Please restate the following records word for word.

> [SUPPLIED RECORDS]:
— BEGIN —

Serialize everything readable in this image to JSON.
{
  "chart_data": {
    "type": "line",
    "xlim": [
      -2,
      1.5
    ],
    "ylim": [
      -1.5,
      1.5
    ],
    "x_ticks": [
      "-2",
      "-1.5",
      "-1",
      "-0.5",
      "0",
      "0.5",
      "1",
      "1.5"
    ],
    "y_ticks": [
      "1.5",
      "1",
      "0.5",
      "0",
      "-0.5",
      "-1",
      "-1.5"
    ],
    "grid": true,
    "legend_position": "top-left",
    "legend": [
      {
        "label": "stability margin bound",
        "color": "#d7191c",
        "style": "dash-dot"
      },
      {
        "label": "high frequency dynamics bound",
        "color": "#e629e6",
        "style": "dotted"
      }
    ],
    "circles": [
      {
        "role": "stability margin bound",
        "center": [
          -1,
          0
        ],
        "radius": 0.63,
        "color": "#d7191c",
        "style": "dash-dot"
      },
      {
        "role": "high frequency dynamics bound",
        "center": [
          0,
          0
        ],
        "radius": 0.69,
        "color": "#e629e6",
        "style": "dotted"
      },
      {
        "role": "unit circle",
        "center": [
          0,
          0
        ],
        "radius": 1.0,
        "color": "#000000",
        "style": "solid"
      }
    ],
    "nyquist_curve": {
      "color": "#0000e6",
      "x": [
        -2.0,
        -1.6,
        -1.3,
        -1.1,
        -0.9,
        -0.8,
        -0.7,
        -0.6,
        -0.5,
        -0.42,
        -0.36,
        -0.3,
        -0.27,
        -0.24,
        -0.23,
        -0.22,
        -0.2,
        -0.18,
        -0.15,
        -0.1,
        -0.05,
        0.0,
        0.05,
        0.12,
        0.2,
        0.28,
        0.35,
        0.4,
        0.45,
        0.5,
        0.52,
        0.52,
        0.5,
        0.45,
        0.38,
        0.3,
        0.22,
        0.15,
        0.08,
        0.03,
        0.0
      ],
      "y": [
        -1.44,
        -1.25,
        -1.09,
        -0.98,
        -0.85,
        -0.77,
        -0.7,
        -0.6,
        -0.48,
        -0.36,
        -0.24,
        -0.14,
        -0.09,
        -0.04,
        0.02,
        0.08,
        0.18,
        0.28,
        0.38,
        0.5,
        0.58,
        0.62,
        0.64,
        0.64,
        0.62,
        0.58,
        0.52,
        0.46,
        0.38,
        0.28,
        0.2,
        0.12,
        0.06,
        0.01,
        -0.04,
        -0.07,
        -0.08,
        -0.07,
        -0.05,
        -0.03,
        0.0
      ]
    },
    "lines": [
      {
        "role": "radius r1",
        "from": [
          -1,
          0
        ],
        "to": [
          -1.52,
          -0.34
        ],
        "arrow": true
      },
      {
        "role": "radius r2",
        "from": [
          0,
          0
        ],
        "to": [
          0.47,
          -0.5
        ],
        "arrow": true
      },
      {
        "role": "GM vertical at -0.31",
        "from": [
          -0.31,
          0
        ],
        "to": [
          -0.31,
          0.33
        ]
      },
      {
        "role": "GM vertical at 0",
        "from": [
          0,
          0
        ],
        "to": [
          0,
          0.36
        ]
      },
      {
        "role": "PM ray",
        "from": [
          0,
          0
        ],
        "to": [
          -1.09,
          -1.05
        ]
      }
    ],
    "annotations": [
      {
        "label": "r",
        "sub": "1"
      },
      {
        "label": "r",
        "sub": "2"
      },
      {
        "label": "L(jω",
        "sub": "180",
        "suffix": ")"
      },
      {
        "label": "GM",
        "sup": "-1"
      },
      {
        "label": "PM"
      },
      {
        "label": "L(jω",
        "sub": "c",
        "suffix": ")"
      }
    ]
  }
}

— END —

> [WORKED ANSWER]:
Serialize everything readable in this image to JSON.
{
  "chart_data": {
    "type": "line",
    "xlim": [
      -2,
      1.5
    ],
    "ylim": [
      -1.5,
      1.5
    ],
    "x_ticks": [
      "-2",
      "-1.5",
      "-1",
      "-0.5",
      "0",
      "0.5",
      "1",
      "1.5"
    ],
    "y_ticks": [
      "1.5",
      "1",
      "0.5",
      "0",
      "-0.5",
      "-1",
      "-1.5"
    ],
    "grid": true,
    "legend_position": "top-left",
    "legend": [
      {
        "label": "stability margin bound",
        "color": "#d7191c",
        "style": "dash-dot"
      },
      {
        "label": "high frequency dynamics bound",
        "color": "#e629e6",
        "style": "dotted"
      }
    ],
    "circles": [
      {
        "role": "stability margin bound",
        "center": [
          -1,
          0
        ],
        "radius": 0.63,
        "color": "#d7191c",
        "style": "dash-dot"
      },
      {
        "role": "high frequency dynamics bound",
        "center": [
          0,
          0
        ],
        "radius": 0.69,
        "color": "#e629e6",
        "style": "dotted"
      },
      {
        "role": "unit circle",
        "center": [
          0,
          0
        ],
        "radius": 1.0,
        "color": "#000000",
        "style": "solid"
      }
    ],
    "nyquist_curve": {
      "color": "#0000e6",
      "x": [
        -2.0,
        -1.6,
        -1.3,
        -1.1,
        -0.9,
        -0.8,
        -0.7,
        -0.6,
        -0.5,
        -0.42,
        -0.36,
        -0.3,
        -0.27,
        -0.24,
        -0.23,
        -0.22,
        -0.2,
        -0.18,
        -0.15,
        -0.1,
        -0.05,
        0.0,
        0.05,
        0.12,
        0.2,
        0.28,
        0.35,
        0.4,
        0.45,
        0.5,
        0.52,
        0.52,
        0.5,
        0.45,
        0.38,
        0.3,
        0.22,
        0.15,
        0.08,
        0.03,
        0.0
      ],
      "y": [
        -1.44,
        -1.25,
        -1.09,
        -0.98,
        -0.85,
        -0.77,
        -0.7,
        -0.6,
        -0.48,
        -0.36,
        -0.24,
        -0.14,
        -0.09,
        -0.04,
        0.02,
        0.08,
        0.18,
        0.28,
        0.38,
        0.5,
        0.58,
        0.62,
        0.64,
        0.64,
        0.62,
        0.58,
        0.52,
        0.46,
        0.38,
        0.28,
        0.2,
        0.12,
        0.06,
        0.01,
        -0.04,
        -0.07,
        -0.08,
        -0.07,
        -0.05,
        -0.03,
        0.0
      ]
    },
    "lines": [
      {
        "role": "radius r1",
        "from": [
          -1,
          0
        ],
        "to": [
          -1.52,
          -0.34
        ],
        "arrow": true
      },
      {
        "role": "radius r2",
        "from": [
          0,
          0
        ],
        "to": [
          0.47,
          -0.5
        ],
        "arrow": true
      },
      {
        "role": "GM vertical at -0.31",
        "from": [
          -0.31,
          0
        ],
        "to": [
          -0.31,
          0.33
        ]
      },
      {
        "role": "GM vertical at 0",
        "from": [
          0,
          0
        ],
        "to": [
          0,
          0.36
        ]
      },
      {
        "role": "PM ray",
        "from": [
          0,
          0
        ],
        "to": [
          -1.09,
          -1.05
        ]
      }
    ],
    "annotations": [
      {
        "label": "r",
        "sub": "1"
      },
      {
        "label": "r",
        "sub": "2"
      },
      {
        "label": "L(jω",
        "sub": "180",
        "suffix": ")"
      },
      {
        "label": "GM",
        "sup": "-1"
      },
      {
        "label": "PM"
      },
      {
        "label": "L(jω",
        "sub": "c",
        "suffix": ")"
      }
    ]
  }
}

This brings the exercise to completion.